▸ **What is needed**: Search the entries for the word "представления" and pull out each line that has it.

▸ **Data records**:

****

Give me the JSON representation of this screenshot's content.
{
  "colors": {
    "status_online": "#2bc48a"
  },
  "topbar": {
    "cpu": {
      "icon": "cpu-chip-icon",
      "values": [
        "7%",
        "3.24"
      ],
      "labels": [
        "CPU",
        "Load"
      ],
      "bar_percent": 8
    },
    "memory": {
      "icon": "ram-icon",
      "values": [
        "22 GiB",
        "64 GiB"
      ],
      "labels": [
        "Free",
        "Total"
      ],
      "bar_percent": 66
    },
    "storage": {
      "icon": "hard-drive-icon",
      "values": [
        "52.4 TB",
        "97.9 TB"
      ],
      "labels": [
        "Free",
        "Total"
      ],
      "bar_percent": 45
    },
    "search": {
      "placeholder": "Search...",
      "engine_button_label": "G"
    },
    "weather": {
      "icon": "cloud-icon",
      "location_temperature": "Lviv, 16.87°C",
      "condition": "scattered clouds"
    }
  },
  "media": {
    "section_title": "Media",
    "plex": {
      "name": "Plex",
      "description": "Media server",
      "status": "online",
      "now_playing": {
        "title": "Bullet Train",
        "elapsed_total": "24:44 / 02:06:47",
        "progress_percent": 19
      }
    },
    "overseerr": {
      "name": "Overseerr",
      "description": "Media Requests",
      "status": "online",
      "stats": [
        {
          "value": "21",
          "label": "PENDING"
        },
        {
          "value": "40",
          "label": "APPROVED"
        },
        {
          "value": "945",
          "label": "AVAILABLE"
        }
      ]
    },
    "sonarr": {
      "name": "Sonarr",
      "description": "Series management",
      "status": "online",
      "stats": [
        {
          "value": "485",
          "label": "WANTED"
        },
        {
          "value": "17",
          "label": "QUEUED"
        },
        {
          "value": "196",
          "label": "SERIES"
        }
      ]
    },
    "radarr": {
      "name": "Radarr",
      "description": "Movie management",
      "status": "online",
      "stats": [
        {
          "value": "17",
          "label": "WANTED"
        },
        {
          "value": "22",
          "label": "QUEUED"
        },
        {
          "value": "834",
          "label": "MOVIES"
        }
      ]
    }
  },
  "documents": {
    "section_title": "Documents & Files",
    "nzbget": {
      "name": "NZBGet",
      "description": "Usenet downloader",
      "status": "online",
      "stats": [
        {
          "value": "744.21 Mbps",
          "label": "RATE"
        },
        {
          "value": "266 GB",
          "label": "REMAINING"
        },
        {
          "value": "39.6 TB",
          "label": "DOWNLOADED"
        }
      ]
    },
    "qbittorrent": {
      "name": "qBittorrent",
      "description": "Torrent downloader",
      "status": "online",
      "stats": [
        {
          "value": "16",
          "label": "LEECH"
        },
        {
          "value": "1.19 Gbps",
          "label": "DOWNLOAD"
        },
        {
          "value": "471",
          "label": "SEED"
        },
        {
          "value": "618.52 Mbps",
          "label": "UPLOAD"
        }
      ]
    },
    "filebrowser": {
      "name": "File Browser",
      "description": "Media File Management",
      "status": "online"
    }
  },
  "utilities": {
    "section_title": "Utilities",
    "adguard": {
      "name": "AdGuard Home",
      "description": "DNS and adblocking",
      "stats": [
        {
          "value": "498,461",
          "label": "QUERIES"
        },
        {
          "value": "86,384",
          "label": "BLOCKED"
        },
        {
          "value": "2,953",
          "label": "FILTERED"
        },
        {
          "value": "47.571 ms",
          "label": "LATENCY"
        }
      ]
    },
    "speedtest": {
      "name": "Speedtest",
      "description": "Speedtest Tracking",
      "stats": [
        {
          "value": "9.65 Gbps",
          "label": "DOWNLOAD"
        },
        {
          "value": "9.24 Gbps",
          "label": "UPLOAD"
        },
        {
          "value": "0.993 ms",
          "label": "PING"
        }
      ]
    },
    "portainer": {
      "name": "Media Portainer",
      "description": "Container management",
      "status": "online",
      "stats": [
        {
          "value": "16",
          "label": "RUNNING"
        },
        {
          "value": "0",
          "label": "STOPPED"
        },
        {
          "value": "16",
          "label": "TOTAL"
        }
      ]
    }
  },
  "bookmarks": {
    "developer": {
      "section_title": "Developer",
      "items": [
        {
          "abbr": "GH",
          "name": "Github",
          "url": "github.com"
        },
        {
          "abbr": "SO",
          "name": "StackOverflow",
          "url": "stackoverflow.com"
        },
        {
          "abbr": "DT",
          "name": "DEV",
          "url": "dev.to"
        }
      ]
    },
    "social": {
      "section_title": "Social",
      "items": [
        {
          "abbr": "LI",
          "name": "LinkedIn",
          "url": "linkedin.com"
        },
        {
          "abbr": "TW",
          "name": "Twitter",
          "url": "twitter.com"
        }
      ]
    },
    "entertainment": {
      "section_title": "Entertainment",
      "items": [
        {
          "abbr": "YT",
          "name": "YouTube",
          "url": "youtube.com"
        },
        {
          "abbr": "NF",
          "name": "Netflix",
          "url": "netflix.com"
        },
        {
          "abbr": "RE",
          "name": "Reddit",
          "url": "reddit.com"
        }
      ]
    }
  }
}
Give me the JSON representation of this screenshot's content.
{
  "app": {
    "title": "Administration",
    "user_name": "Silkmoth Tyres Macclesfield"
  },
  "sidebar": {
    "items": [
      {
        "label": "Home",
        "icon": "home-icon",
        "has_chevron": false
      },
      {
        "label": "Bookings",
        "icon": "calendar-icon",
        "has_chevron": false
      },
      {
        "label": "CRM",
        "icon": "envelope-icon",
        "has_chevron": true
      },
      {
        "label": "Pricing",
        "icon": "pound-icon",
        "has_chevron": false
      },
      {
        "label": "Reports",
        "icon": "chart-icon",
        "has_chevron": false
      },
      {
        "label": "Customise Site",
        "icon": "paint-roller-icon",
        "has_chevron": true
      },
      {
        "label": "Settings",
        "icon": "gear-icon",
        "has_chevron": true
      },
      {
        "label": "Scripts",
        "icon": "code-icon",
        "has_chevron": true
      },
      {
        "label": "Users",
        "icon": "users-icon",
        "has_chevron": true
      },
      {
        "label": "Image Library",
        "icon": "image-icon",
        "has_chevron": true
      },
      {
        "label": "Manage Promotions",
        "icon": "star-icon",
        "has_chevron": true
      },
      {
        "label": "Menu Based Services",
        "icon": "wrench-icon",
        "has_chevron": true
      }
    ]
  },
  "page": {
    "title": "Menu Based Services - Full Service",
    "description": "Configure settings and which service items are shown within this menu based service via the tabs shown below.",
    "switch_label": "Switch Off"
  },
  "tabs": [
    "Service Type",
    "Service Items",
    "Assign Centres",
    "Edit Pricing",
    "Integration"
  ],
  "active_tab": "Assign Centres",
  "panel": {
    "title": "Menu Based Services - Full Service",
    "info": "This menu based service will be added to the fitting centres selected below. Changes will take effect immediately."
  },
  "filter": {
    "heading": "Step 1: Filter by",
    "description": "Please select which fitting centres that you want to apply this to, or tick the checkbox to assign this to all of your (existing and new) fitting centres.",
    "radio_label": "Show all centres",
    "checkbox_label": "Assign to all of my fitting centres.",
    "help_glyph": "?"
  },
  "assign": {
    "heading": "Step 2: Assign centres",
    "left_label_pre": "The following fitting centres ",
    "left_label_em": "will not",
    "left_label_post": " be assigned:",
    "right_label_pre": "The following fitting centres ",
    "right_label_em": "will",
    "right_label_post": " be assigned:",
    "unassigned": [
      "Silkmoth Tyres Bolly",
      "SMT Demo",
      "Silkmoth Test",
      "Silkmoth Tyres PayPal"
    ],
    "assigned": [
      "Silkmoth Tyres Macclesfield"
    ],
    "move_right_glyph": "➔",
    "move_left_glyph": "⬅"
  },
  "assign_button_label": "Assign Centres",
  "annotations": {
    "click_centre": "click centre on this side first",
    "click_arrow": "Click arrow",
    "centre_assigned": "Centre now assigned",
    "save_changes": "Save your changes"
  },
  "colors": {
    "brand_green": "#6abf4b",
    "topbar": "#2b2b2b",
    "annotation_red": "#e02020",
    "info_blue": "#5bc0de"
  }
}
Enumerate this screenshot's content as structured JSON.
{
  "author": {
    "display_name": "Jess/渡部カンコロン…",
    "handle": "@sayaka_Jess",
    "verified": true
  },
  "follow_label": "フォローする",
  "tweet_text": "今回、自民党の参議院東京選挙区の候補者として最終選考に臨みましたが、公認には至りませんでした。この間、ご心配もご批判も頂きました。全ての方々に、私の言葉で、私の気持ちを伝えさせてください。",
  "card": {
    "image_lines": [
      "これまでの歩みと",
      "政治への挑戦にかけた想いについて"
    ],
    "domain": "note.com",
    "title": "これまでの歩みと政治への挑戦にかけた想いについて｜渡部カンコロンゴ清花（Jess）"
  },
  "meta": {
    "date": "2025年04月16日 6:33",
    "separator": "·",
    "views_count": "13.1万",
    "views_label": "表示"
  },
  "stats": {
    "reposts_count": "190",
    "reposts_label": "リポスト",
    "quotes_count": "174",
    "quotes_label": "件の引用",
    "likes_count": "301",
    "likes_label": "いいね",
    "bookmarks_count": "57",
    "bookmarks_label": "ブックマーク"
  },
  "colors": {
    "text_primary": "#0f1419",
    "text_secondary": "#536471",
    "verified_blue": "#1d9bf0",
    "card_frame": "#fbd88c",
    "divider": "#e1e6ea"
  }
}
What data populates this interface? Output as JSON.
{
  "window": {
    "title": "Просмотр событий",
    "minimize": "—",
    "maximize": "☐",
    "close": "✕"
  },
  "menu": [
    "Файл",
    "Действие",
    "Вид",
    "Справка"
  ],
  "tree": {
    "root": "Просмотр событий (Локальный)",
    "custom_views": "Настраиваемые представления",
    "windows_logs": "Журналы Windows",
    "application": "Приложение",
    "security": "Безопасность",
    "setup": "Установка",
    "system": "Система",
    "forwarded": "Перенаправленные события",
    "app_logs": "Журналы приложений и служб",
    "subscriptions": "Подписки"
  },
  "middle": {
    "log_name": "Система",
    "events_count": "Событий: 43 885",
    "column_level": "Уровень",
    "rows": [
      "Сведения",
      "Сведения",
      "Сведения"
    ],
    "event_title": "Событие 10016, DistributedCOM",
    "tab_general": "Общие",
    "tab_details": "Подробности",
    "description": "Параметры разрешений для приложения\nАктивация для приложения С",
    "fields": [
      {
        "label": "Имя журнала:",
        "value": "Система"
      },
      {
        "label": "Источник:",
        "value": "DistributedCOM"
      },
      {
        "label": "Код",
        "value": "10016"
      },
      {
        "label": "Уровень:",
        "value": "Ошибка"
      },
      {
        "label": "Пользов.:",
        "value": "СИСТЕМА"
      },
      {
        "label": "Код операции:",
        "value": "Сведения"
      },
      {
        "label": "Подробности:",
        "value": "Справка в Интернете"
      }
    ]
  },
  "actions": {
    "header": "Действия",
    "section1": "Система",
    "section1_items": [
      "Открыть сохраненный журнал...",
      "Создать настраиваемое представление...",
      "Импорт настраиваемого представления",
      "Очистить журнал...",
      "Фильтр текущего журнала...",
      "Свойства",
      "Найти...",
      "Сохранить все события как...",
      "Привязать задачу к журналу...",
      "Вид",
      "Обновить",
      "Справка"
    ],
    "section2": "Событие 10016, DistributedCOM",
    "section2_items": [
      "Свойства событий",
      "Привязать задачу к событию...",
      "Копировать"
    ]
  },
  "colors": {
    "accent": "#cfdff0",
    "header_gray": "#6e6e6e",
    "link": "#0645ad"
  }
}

****

▸ **Written solution**:
    "custom_views": "Настраиваемые представления",
      "Импорт настраиваемого представления",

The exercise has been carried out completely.